• **Data shown**:
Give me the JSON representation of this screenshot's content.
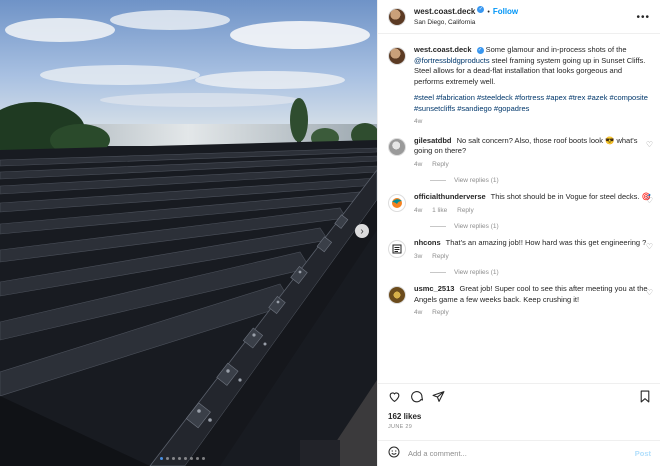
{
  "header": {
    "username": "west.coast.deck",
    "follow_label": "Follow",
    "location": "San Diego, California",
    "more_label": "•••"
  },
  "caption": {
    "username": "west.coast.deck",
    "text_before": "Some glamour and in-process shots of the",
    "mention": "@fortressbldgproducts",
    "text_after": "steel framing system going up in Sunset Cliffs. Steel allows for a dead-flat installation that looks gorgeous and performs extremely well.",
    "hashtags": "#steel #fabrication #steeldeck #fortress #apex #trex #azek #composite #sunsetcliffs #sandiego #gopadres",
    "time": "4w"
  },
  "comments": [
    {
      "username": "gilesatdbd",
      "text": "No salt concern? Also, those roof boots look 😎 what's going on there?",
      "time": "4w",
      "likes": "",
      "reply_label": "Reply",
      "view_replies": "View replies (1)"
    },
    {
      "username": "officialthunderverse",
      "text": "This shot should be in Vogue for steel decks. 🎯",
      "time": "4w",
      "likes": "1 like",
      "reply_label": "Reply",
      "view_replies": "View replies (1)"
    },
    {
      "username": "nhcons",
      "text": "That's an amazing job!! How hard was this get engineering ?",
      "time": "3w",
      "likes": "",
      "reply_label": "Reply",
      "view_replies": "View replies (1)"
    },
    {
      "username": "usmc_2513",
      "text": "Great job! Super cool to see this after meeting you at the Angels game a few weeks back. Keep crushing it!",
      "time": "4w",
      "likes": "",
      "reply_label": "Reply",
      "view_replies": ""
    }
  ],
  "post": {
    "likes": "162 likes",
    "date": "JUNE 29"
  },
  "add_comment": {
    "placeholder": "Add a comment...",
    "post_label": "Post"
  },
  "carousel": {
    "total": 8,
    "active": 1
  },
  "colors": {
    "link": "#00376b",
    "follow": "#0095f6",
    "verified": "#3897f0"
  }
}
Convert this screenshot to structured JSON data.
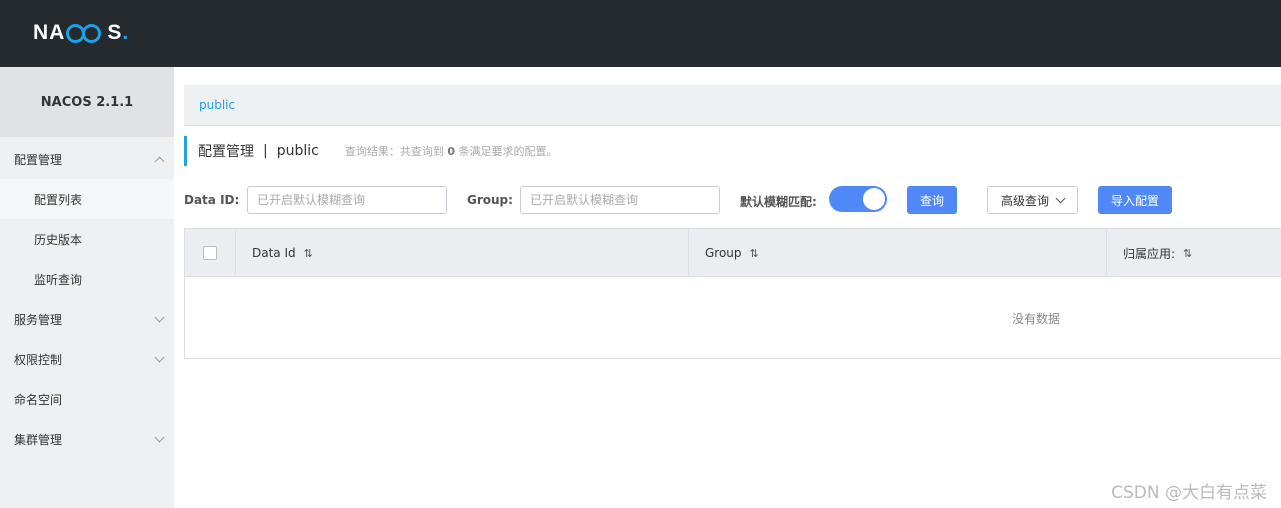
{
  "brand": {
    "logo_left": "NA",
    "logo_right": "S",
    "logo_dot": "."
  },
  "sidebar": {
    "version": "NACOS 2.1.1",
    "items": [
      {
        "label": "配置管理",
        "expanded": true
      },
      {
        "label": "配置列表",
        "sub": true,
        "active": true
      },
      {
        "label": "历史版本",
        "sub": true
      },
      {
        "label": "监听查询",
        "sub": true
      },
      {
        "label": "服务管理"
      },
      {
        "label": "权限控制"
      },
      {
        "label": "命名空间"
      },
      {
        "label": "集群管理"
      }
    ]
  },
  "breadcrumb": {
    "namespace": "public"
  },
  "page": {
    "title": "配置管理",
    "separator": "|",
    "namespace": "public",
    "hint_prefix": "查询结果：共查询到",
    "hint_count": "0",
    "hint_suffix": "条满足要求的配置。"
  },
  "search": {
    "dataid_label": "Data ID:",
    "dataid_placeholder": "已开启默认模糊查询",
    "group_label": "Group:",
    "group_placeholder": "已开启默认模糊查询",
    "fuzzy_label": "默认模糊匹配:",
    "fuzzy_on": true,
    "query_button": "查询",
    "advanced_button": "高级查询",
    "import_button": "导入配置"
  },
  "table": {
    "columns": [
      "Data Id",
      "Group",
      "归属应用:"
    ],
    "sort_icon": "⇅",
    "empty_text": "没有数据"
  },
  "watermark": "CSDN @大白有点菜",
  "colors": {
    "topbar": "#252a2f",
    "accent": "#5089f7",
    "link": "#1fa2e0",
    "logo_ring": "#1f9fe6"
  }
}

• **Task to carry out**: Print the listing above in full, exactly as written. Omit any pictures.

• **Full answer**:
Give me the JSON representation of this screenshot's content.
{
  "header": {
    "username": "west.coast.deck",
    "follow_label": "Follow",
    "location": "San Diego, California",
    "more_label": "•••"
  },
  "caption": {
    "username": "west.coast.deck",
    "text_before": "Some glamour and in-process shots of the",
    "mention": "@fortressbldgproducts",
    "text_after": "steel framing system going up in Sunset Cliffs. Steel allows for a dead-flat installation that looks gorgeous and performs extremely well.",
    "hashtags": "#steel #fabrication #steeldeck #fortress #apex #trex #azek #composite #sunsetcliffs #sandiego #gopadres",
    "time": "4w"
  },
  "comments": [
    {
      "username": "gilesatdbd",
      "text": "No salt concern? Also, those roof boots look 😎 what's going on there?",
      "time": "4w",
      "likes": "",
      "reply_label": "Reply",
      "view_replies": "View replies (1)"
    },
    {
      "username": "officialthunderverse",
      "text": "This shot should be in Vogue for steel decks. 🎯",
      "time": "4w",
      "likes": "1 like",
      "reply_label": "Reply",
      "view_replies": "View replies (1)"
    },
    {
      "username": "nhcons",
      "text": "That's an amazing job!! How hard was this get engineering ?",
      "time": "3w",
      "likes": "",
      "reply_label": "Reply",
      "view_replies": "View replies (1)"
    },
    {
      "username": "usmc_2513",
      "text": "Great job! Super cool to see this after meeting you at the Angels game a few weeks back. Keep crushing it!",
      "time": "4w",
      "likes": "",
      "reply_label": "Reply",
      "view_replies": ""
    }
  ],
  "post": {
    "likes": "162 likes",
    "date": "JUNE 29"
  },
  "add_comment": {
    "placeholder": "Add a comment...",
    "post_label": "Post"
  },
  "carousel": {
    "total": 8,
    "active": 1
  },
  "colors": {
    "link": "#00376b",
    "follow": "#0095f6",
    "verified": "#3897f0"
  }
}
Convert this screenshot to structured JSON data.
{
  "brand": {
    "logo_left": "NA",
    "logo_right": "S",
    "logo_dot": "."
  },
  "sidebar": {
    "version": "NACOS 2.1.1",
    "items": [
      {
        "label": "配置管理",
        "expanded": true
      },
      {
        "label": "配置列表",
        "sub": true,
        "active": true
      },
      {
        "label": "历史版本",
        "sub": true
      },
      {
        "label": "监听查询",
        "sub": true
      },
      {
        "label": "服务管理"
      },
      {
        "label": "权限控制"
      },
      {
        "label": "命名空间"
      },
      {
        "label": "集群管理"
      }
    ]
  },
  "breadcrumb": {
    "namespace": "public"
  },
  "page": {
    "title": "配置管理",
    "separator": "|",
    "namespace": "public",
    "hint_prefix": "查询结果：共查询到",
    "hint_count": "0",
    "hint_suffix": "条满足要求的配置。"
  },
  "search": {
    "dataid_label": "Data ID:",
    "dataid_placeholder": "已开启默认模糊查询",
    "group_label": "Group:",
    "group_placeholder": "已开启默认模糊查询",
    "fuzzy_label": "默认模糊匹配:",
    "fuzzy_on": true,
    "query_button": "查询",
    "advanced_button": "高级查询",
    "import_button": "导入配置"
  },
  "table": {
    "columns": [
      "Data Id",
      "Group",
      "归属应用:"
    ],
    "sort_icon": "⇅",
    "empty_text": "没有数据"
  },
  "watermark": "CSDN @大白有点菜",
  "colors": {
    "topbar": "#252a2f",
    "accent": "#5089f7",
    "link": "#1fa2e0",
    "logo_ring": "#1f9fe6"
  }
}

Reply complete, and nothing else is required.